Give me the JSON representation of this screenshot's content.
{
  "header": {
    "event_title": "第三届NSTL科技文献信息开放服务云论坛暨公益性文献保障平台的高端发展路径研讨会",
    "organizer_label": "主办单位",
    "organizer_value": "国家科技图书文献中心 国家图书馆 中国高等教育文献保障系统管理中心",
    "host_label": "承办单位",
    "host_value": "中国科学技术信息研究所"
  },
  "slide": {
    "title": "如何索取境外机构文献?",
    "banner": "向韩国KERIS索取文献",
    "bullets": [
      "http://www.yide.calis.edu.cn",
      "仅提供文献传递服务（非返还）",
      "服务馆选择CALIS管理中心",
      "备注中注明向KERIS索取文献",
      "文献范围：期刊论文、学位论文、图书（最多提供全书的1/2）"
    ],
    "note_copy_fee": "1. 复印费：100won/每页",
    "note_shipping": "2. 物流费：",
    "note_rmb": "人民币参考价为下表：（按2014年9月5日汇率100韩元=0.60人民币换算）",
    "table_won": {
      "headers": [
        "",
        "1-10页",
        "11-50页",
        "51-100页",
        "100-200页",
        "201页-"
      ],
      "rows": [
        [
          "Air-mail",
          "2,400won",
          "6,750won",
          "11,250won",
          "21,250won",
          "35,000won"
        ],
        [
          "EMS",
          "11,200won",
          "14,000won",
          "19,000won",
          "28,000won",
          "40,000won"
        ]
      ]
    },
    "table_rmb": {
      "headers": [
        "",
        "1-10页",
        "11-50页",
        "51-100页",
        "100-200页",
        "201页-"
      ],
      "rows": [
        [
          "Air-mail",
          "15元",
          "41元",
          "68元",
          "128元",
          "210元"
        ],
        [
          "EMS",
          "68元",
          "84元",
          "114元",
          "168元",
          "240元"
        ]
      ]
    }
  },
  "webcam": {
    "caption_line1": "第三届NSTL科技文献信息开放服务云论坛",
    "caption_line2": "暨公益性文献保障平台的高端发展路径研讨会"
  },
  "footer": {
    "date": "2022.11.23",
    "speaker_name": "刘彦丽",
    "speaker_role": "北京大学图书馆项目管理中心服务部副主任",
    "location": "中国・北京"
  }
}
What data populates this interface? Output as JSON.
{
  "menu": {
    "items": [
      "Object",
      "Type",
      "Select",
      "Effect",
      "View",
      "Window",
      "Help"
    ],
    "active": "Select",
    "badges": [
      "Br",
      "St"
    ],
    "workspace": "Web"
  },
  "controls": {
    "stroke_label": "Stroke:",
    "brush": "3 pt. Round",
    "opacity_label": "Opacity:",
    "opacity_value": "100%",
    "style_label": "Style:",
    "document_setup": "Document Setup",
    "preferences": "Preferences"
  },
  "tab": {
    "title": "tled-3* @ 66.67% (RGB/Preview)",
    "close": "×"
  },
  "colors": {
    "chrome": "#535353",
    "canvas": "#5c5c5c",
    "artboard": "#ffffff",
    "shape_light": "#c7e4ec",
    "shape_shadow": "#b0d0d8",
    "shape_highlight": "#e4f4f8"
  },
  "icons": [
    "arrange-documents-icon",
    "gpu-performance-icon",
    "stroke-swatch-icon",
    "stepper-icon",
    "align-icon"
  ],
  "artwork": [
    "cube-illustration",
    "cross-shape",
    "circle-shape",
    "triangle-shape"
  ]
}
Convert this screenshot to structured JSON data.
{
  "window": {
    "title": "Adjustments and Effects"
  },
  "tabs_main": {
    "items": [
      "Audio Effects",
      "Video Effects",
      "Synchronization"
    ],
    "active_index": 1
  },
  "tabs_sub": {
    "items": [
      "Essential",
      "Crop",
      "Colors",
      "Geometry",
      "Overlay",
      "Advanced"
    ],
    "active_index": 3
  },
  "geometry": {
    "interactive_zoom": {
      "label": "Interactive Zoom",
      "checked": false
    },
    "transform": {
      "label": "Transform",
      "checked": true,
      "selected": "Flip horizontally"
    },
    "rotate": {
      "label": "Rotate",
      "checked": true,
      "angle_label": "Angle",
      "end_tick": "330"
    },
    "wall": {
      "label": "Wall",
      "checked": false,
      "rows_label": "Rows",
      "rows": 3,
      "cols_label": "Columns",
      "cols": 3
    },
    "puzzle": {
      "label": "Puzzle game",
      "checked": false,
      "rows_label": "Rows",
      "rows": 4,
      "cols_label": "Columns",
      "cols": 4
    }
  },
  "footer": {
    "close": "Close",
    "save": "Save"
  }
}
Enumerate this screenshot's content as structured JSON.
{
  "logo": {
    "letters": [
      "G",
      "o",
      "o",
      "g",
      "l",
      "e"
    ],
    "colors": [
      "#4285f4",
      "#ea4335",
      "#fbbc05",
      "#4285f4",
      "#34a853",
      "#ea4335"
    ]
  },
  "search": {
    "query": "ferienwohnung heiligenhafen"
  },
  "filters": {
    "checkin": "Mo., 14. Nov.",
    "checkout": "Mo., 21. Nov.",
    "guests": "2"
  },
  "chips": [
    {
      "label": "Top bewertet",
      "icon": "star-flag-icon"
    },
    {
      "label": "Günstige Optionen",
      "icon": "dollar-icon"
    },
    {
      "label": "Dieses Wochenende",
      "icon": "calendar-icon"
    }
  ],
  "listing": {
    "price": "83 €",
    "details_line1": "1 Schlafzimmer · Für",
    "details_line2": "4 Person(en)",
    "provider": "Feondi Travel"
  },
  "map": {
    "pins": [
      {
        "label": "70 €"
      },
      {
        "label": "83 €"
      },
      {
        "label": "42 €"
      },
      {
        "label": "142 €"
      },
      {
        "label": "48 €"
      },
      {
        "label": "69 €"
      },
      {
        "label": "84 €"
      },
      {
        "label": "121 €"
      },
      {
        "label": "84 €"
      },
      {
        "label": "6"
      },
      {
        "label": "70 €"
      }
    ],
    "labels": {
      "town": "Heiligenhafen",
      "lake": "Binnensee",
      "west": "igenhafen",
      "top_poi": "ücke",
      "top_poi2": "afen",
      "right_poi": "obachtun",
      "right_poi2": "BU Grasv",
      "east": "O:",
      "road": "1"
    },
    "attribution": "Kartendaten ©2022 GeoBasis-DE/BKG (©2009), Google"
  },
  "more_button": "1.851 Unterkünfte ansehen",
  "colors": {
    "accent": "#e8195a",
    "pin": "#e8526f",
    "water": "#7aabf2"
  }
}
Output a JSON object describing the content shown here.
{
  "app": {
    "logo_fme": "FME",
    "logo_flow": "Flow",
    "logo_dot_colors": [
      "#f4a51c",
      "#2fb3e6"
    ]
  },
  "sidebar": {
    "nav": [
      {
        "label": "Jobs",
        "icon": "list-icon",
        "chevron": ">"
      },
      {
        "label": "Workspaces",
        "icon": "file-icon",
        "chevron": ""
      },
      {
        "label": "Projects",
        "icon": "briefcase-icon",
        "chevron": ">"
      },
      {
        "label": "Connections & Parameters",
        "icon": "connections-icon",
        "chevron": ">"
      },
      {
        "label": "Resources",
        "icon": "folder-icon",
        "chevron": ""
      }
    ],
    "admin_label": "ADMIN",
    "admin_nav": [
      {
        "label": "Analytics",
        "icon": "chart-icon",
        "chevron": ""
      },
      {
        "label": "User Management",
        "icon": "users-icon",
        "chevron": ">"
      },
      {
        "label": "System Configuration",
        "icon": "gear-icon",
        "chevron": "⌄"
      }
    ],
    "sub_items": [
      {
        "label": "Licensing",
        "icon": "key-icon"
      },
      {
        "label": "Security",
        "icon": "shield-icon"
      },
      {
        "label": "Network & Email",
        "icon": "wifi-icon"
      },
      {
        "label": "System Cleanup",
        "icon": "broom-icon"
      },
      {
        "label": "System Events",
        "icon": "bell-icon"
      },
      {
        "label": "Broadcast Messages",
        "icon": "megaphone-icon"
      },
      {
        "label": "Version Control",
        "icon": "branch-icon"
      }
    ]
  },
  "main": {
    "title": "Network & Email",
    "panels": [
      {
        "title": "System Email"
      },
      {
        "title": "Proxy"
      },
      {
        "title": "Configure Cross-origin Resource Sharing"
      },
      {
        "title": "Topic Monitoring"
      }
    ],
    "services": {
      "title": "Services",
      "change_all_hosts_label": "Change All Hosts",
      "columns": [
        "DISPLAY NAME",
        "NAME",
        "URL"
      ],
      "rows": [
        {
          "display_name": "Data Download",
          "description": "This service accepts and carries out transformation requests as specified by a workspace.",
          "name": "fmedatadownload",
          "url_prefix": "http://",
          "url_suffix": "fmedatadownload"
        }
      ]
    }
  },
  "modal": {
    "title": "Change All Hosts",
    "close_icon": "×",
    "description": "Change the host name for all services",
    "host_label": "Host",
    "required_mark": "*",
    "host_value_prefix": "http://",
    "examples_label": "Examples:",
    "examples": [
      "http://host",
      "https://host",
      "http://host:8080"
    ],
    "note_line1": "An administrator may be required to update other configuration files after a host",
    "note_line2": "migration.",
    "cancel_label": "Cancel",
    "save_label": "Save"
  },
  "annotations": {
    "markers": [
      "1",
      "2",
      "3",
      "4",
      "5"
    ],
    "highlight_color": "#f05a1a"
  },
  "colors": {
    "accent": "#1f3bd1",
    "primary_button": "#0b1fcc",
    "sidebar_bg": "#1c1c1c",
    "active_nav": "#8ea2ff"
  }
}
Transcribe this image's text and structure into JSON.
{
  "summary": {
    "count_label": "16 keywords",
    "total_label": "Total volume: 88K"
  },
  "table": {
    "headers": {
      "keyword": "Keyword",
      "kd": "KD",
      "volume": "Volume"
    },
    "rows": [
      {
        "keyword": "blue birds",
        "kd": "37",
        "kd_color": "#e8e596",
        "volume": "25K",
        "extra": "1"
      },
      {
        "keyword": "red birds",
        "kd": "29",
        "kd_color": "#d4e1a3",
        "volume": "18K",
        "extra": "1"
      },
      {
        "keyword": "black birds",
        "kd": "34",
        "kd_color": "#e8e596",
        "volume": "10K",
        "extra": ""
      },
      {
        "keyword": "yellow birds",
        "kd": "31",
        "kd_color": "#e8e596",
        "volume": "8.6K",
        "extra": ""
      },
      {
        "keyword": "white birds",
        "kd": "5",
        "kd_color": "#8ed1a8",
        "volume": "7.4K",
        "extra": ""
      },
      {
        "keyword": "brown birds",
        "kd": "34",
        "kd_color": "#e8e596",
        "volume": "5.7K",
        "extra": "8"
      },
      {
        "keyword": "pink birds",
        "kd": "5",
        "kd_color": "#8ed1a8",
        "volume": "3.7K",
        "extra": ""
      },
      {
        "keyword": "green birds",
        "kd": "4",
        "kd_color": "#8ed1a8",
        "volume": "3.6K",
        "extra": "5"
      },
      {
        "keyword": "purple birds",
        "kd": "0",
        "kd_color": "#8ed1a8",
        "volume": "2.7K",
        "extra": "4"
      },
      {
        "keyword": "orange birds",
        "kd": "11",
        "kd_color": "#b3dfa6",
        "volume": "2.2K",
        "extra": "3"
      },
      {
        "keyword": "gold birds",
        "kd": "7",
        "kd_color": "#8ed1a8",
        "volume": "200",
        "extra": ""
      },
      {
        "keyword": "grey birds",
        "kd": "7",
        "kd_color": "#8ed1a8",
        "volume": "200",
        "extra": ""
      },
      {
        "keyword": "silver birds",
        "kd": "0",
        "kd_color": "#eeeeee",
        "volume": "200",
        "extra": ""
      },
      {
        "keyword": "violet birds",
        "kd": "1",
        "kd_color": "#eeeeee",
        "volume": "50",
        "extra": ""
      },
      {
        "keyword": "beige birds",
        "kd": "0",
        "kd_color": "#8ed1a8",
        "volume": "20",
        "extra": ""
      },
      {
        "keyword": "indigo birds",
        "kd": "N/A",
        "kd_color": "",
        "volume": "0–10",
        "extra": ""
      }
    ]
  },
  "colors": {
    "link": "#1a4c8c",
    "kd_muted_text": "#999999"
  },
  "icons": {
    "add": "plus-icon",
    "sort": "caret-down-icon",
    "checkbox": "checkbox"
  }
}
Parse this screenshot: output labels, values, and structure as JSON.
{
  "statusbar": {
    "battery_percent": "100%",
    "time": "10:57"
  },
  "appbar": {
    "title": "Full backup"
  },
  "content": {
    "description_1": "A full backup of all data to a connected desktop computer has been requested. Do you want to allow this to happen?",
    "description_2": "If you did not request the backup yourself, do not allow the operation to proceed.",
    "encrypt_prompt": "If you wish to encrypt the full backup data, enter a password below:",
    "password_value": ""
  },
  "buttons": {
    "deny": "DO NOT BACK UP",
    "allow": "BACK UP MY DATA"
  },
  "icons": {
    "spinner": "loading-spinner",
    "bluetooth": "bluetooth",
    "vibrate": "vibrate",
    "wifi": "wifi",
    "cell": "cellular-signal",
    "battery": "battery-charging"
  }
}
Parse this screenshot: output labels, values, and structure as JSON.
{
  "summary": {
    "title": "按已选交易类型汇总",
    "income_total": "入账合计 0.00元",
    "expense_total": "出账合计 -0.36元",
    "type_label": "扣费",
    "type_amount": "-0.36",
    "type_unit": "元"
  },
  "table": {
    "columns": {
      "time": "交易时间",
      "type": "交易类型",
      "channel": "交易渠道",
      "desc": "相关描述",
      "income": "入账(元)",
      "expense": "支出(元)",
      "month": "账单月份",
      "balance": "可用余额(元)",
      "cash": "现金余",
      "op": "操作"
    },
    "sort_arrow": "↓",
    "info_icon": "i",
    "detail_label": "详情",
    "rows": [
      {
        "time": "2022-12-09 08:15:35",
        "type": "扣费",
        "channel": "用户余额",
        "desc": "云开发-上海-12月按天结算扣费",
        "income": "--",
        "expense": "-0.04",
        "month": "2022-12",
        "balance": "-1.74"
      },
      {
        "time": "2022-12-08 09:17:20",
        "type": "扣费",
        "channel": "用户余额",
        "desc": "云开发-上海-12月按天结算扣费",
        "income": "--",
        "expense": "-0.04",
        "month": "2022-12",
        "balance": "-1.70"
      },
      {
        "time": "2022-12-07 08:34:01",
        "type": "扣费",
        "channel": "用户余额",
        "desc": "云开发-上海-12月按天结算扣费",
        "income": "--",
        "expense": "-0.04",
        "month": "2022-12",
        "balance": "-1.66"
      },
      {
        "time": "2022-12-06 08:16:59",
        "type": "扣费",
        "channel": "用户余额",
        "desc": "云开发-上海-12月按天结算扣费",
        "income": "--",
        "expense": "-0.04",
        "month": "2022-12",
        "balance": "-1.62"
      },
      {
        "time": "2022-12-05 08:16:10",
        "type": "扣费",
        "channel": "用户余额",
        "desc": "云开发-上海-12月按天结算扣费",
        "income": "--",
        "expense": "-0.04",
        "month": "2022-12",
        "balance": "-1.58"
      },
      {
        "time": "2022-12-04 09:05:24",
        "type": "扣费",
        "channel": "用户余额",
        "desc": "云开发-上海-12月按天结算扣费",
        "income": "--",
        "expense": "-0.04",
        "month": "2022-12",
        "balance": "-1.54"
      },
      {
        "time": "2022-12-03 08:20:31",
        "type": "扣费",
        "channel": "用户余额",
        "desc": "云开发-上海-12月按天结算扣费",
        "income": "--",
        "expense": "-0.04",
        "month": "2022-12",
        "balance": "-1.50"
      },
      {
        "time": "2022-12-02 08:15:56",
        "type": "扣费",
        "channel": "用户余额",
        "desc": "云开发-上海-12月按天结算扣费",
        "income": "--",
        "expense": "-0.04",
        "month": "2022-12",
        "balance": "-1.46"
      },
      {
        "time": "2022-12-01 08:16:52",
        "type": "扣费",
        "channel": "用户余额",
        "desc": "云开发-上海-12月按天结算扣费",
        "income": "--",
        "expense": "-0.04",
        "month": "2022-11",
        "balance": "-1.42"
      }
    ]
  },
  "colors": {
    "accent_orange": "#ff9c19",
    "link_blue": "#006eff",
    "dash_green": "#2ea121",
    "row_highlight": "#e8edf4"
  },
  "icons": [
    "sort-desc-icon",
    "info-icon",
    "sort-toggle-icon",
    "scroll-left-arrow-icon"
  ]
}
####################
Work required:
In the listing, find all lines with the string "backup" and copy them.

Output for this exercise:
    "title": "Full backup"
    "description_1": "A full backup of all data to a connected desktop computer has been requested. Do you want to allow this to happen?",
    "description_2": "If you did not request the backup yourself, do not allow the operation to proceed.",
    "encrypt_prompt": "If you wish to encrypt the full backup data, enter a password below:",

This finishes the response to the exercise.